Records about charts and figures
☆ ☆ ☆ ☆
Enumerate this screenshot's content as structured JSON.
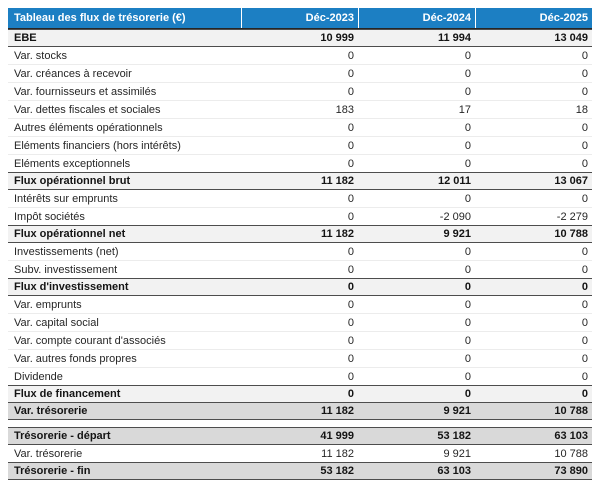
{
  "table": {
    "title": "Tableau des flux de trésorerie (€)",
    "columns": [
      "Déc-2023",
      "Déc-2024",
      "Déc-2025"
    ],
    "rows": [
      {
        "label": "EBE",
        "values": [
          "10 999",
          "11 994",
          "13 049"
        ],
        "style": "subtotal"
      },
      {
        "label": "Var. stocks",
        "values": [
          "0",
          "0",
          "0"
        ],
        "style": "normal"
      },
      {
        "label": "Var. créances à recevoir",
        "values": [
          "0",
          "0",
          "0"
        ],
        "style": "normal"
      },
      {
        "label": "Var. fournisseurs et assimilés",
        "values": [
          "0",
          "0",
          "0"
        ],
        "style": "normal"
      },
      {
        "label": "Var. dettes fiscales et sociales",
        "values": [
          "183",
          "17",
          "18"
        ],
        "style": "normal"
      },
      {
        "label": "Autres éléments opérationnels",
        "values": [
          "0",
          "0",
          "0"
        ],
        "style": "normal"
      },
      {
        "label": "Eléments financiers (hors intérêts)",
        "values": [
          "0",
          "0",
          "0"
        ],
        "style": "normal"
      },
      {
        "label": "Eléments exceptionnels",
        "values": [
          "0",
          "0",
          "0"
        ],
        "style": "normal"
      },
      {
        "label": "Flux opérationnel brut",
        "values": [
          "11 182",
          "12 011",
          "13 067"
        ],
        "style": "subtotal"
      },
      {
        "label": "Intérêts sur emprunts",
        "values": [
          "0",
          "0",
          "0"
        ],
        "style": "normal"
      },
      {
        "label": "Impôt sociétés",
        "values": [
          "0",
          "-2 090",
          "-2 279"
        ],
        "style": "normal"
      },
      {
        "label": "Flux opérationnel net",
        "values": [
          "11 182",
          "9 921",
          "10 788"
        ],
        "style": "subtotal"
      },
      {
        "label": "Investissements (net)",
        "values": [
          "0",
          "0",
          "0"
        ],
        "style": "normal"
      },
      {
        "label": "Subv. investissement",
        "values": [
          "0",
          "0",
          "0"
        ],
        "style": "normal"
      },
      {
        "label": "Flux d'investissement",
        "values": [
          "0",
          "0",
          "0"
        ],
        "style": "subtotal"
      },
      {
        "label": "Var. emprunts",
        "values": [
          "0",
          "0",
          "0"
        ],
        "style": "normal"
      },
      {
        "label": "Var. capital social",
        "values": [
          "0",
          "0",
          "0"
        ],
        "style": "normal"
      },
      {
        "label": "Var. compte courant d'associés",
        "values": [
          "0",
          "0",
          "0"
        ],
        "style": "normal"
      },
      {
        "label": "Var. autres fonds propres",
        "values": [
          "0",
          "0",
          "0"
        ],
        "style": "normal"
      },
      {
        "label": "Dividende",
        "values": [
          "0",
          "0",
          "0"
        ],
        "style": "normal"
      },
      {
        "label": "Flux de financement",
        "values": [
          "0",
          "0",
          "0"
        ],
        "style": "subtotal"
      },
      {
        "label": "Var. trésorerie",
        "values": [
          "11 182",
          "9 921",
          "10 788"
        ],
        "style": "summary"
      },
      {
        "style": "spacer"
      },
      {
        "label": "Trésorerie - départ",
        "values": [
          "41 999",
          "53 182",
          "63 103"
        ],
        "style": "summary"
      },
      {
        "label": "Var. trésorerie",
        "values": [
          "11 182",
          "9 921",
          "10 788"
        ],
        "style": "normal"
      },
      {
        "label": "Trésorerie - fin",
        "values": [
          "53 182",
          "63 103",
          "73 890"
        ],
        "style": "summary"
      }
    ]
  },
  "chart_data": {
    "type": "table",
    "title": "Tableau des flux de trésorerie (€)",
    "columns": [
      "Déc-2023",
      "Déc-2024",
      "Déc-2025"
    ],
    "rows": [
      {
        "label": "EBE",
        "values": [
          10999,
          11994,
          13049
        ]
      },
      {
        "label": "Var. stocks",
        "values": [
          0,
          0,
          0
        ]
      },
      {
        "label": "Var. créances à recevoir",
        "values": [
          0,
          0,
          0
        ]
      },
      {
        "label": "Var. fournisseurs et assimilés",
        "values": [
          0,
          0,
          0
        ]
      },
      {
        "label": "Var. dettes fiscales et sociales",
        "values": [
          183,
          17,
          18
        ]
      },
      {
        "label": "Autres éléments opérationnels",
        "values": [
          0,
          0,
          0
        ]
      },
      {
        "label": "Eléments financiers (hors intérêts)",
        "values": [
          0,
          0,
          0
        ]
      },
      {
        "label": "Eléments exceptionnels",
        "values": [
          0,
          0,
          0
        ]
      },
      {
        "label": "Flux opérationnel brut",
        "values": [
          11182,
          12011,
          13067
        ]
      },
      {
        "label": "Intérêts sur emprunts",
        "values": [
          0,
          0,
          0
        ]
      },
      {
        "label": "Impôt sociétés",
        "values": [
          0,
          -2090,
          -2279
        ]
      },
      {
        "label": "Flux opérationnel net",
        "values": [
          11182,
          9921,
          10788
        ]
      },
      {
        "label": "Investissements (net)",
        "values": [
          0,
          0,
          0
        ]
      },
      {
        "label": "Subv. investissement",
        "values": [
          0,
          0,
          0
        ]
      },
      {
        "label": "Flux d'investissement",
        "values": [
          0,
          0,
          0
        ]
      },
      {
        "label": "Var. emprunts",
        "values": [
          0,
          0,
          0
        ]
      },
      {
        "label": "Var. capital social",
        "values": [
          0,
          0,
          0
        ]
      },
      {
        "label": "Var. compte courant d'associés",
        "values": [
          0,
          0,
          0
        ]
      },
      {
        "label": "Var. autres fonds propres",
        "values": [
          0,
          0,
          0
        ]
      },
      {
        "label": "Dividende",
        "values": [
          0,
          0,
          0
        ]
      },
      {
        "label": "Flux de financement",
        "values": [
          0,
          0,
          0
        ]
      },
      {
        "label": "Var. trésorerie",
        "values": [
          11182,
          9921,
          10788
        ]
      },
      {
        "label": "Trésorerie - départ",
        "values": [
          41999,
          53182,
          63103
        ]
      },
      {
        "label": "Var. trésorerie",
        "values": [
          11182,
          9921,
          10788
        ]
      },
      {
        "label": "Trésorerie - fin",
        "values": [
          53182,
          63103,
          73890
        ]
      }
    ]
  },
  "colors": {
    "header_bg": "#1c7fc3",
    "header_text": "#ffffff",
    "subtotal_row_bg": "#f2f2f2",
    "summary_row_bg": "#d9d9d9",
    "dark_border": "#4d4d4d",
    "light_border": "#ececec"
  }
}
☆ ☆ ☆ ☆
**Task objective:** Leave out the pictures and transcribe everything else exactly.

**Task result:**
Enumerate this screenshot's content as structured JSON.
{
  "table": {
    "title": "Tableau des flux de trésorerie (€)",
    "columns": [
      "Déc-2023",
      "Déc-2024",
      "Déc-2025"
    ],
    "rows": [
      {
        "label": "EBE",
        "values": [
          "10 999",
          "11 994",
          "13 049"
        ],
        "style": "subtotal"
      },
      {
        "label": "Var. stocks",
        "values": [
          "0",
          "0",
          "0"
        ],
        "style": "normal"
      },
      {
        "label": "Var. créances à recevoir",
        "values": [
          "0",
          "0",
          "0"
        ],
        "style": "normal"
      },
      {
        "label": "Var. fournisseurs et assimilés",
        "values": [
          "0",
          "0",
          "0"
        ],
        "style": "normal"
      },
      {
        "label": "Var. dettes fiscales et sociales",
        "values": [
          "183",
          "17",
          "18"
        ],
        "style": "normal"
      },
      {
        "label": "Autres éléments opérationnels",
        "values": [
          "0",
          "0",
          "0"
        ],
        "style": "normal"
      },
      {
        "label": "Eléments financiers (hors intérêts)",
        "values": [
          "0",
          "0",
          "0"
        ],
        "style": "normal"
      },
      {
        "label": "Eléments exceptionnels",
        "values": [
          "0",
          "0",
          "0"
        ],
        "style": "normal"
      },
      {
        "label": "Flux opérationnel brut",
        "values": [
          "11 182",
          "12 011",
          "13 067"
        ],
        "style": "subtotal"
      },
      {
        "label": "Intérêts sur emprunts",
        "values": [
          "0",
          "0",
          "0"
        ],
        "style": "normal"
      },
      {
        "label": "Impôt sociétés",
        "values": [
          "0",
          "-2 090",
          "-2 279"
        ],
        "style": "normal"
      },
      {
        "label": "Flux opérationnel net",
        "values": [
          "11 182",
          "9 921",
          "10 788"
        ],
        "style": "subtotal"
      },
      {
        "label": "Investissements (net)",
        "values": [
          "0",
          "0",
          "0"
        ],
        "style": "normal"
      },
      {
        "label": "Subv. investissement",
        "values": [
          "0",
          "0",
          "0"
        ],
        "style": "normal"
      },
      {
        "label": "Flux d'investissement",
        "values": [
          "0",
          "0",
          "0"
        ],
        "style": "subtotal"
      },
      {
        "label": "Var. emprunts",
        "values": [
          "0",
          "0",
          "0"
        ],
        "style": "normal"
      },
      {
        "label": "Var. capital social",
        "values": [
          "0",
          "0",
          "0"
        ],
        "style": "normal"
      },
      {
        "label": "Var. compte courant d'associés",
        "values": [
          "0",
          "0",
          "0"
        ],
        "style": "normal"
      },
      {
        "label": "Var. autres fonds propres",
        "values": [
          "0",
          "0",
          "0"
        ],
        "style": "normal"
      },
      {
        "label": "Dividende",
        "values": [
          "0",
          "0",
          "0"
        ],
        "style": "normal"
      },
      {
        "label": "Flux de financement",
        "values": [
          "0",
          "0",
          "0"
        ],
        "style": "subtotal"
      },
      {
        "label": "Var. trésorerie",
        "values": [
          "11 182",
          "9 921",
          "10 788"
        ],
        "style": "summary"
      },
      {
        "style": "spacer"
      },
      {
        "label": "Trésorerie - départ",
        "values": [
          "41 999",
          "53 182",
          "63 103"
        ],
        "style": "summary"
      },
      {
        "label": "Var. trésorerie",
        "values": [
          "11 182",
          "9 921",
          "10 788"
        ],
        "style": "normal"
      },
      {
        "label": "Trésorerie - fin",
        "values": [
          "53 182",
          "63 103",
          "73 890"
        ],
        "style": "summary"
      }
    ]
  },
  "chart_data": {
    "type": "table",
    "title": "Tableau des flux de trésorerie (€)",
    "columns": [
      "Déc-2023",
      "Déc-2024",
      "Déc-2025"
    ],
    "rows": [
      {
        "label": "EBE",
        "values": [
          10999,
          11994,
          13049
        ]
      },
      {
        "label": "Var. stocks",
        "values": [
          0,
          0,
          0
        ]
      },
      {
        "label": "Var. créances à recevoir",
        "values": [
          0,
          0,
          0
        ]
      },
      {
        "label": "Var. fournisseurs et assimilés",
        "values": [
          0,
          0,
          0
        ]
      },
      {
        "label": "Var. dettes fiscales et sociales",
        "values": [
          183,
          17,
          18
        ]
      },
      {
        "label": "Autres éléments opérationnels",
        "values": [
          0,
          0,
          0
        ]
      },
      {
        "label": "Eléments financiers (hors intérêts)",
        "values": [
          0,
          0,
          0
        ]
      },
      {
        "label": "Eléments exceptionnels",
        "values": [
          0,
          0,
          0
        ]
      },
      {
        "label": "Flux opérationnel brut",
        "values": [
          11182,
          12011,
          13067
        ]
      },
      {
        "label": "Intérêts sur emprunts",
        "values": [
          0,
          0,
          0
        ]
      },
      {
        "label": "Impôt sociétés",
        "values": [
          0,
          -2090,
          -2279
        ]
      },
      {
        "label": "Flux opérationnel net",
        "values": [
          11182,
          9921,
          10788
        ]
      },
      {
        "label": "Investissements (net)",
        "values": [
          0,
          0,
          0
        ]
      },
      {
        "label": "Subv. investissement",
        "values": [
          0,
          0,
          0
        ]
      },
      {
        "label": "Flux d'investissement",
        "values": [
          0,
          0,
          0
        ]
      },
      {
        "label": "Var. emprunts",
        "values": [
          0,
          0,
          0
        ]
      },
      {
        "label": "Var. capital social",
        "values": [
          0,
          0,
          0
        ]
      },
      {
        "label": "Var. compte courant d'associés",
        "values": [
          0,
          0,
          0
        ]
      },
      {
        "label": "Var. autres fonds propres",
        "values": [
          0,
          0,
          0
        ]
      },
      {
        "label": "Dividende",
        "values": [
          0,
          0,
          0
        ]
      },
      {
        "label": "Flux de financement",
        "values": [
          0,
          0,
          0
        ]
      },
      {
        "label": "Var. trésorerie",
        "values": [
          11182,
          9921,
          10788
        ]
      },
      {
        "label": "Trésorerie - départ",
        "values": [
          41999,
          53182,
          63103
        ]
      },
      {
        "label": "Var. trésorerie",
        "values": [
          11182,
          9921,
          10788
        ]
      },
      {
        "label": "Trésorerie - fin",
        "values": [
          53182,
          63103,
          73890
        ]
      }
    ]
  },
  "colors": {
    "header_bg": "#1c7fc3",
    "header_text": "#ffffff",
    "subtotal_row_bg": "#f2f2f2",
    "summary_row_bg": "#d9d9d9",
    "dark_border": "#4d4d4d",
    "light_border": "#ececec"
  }
}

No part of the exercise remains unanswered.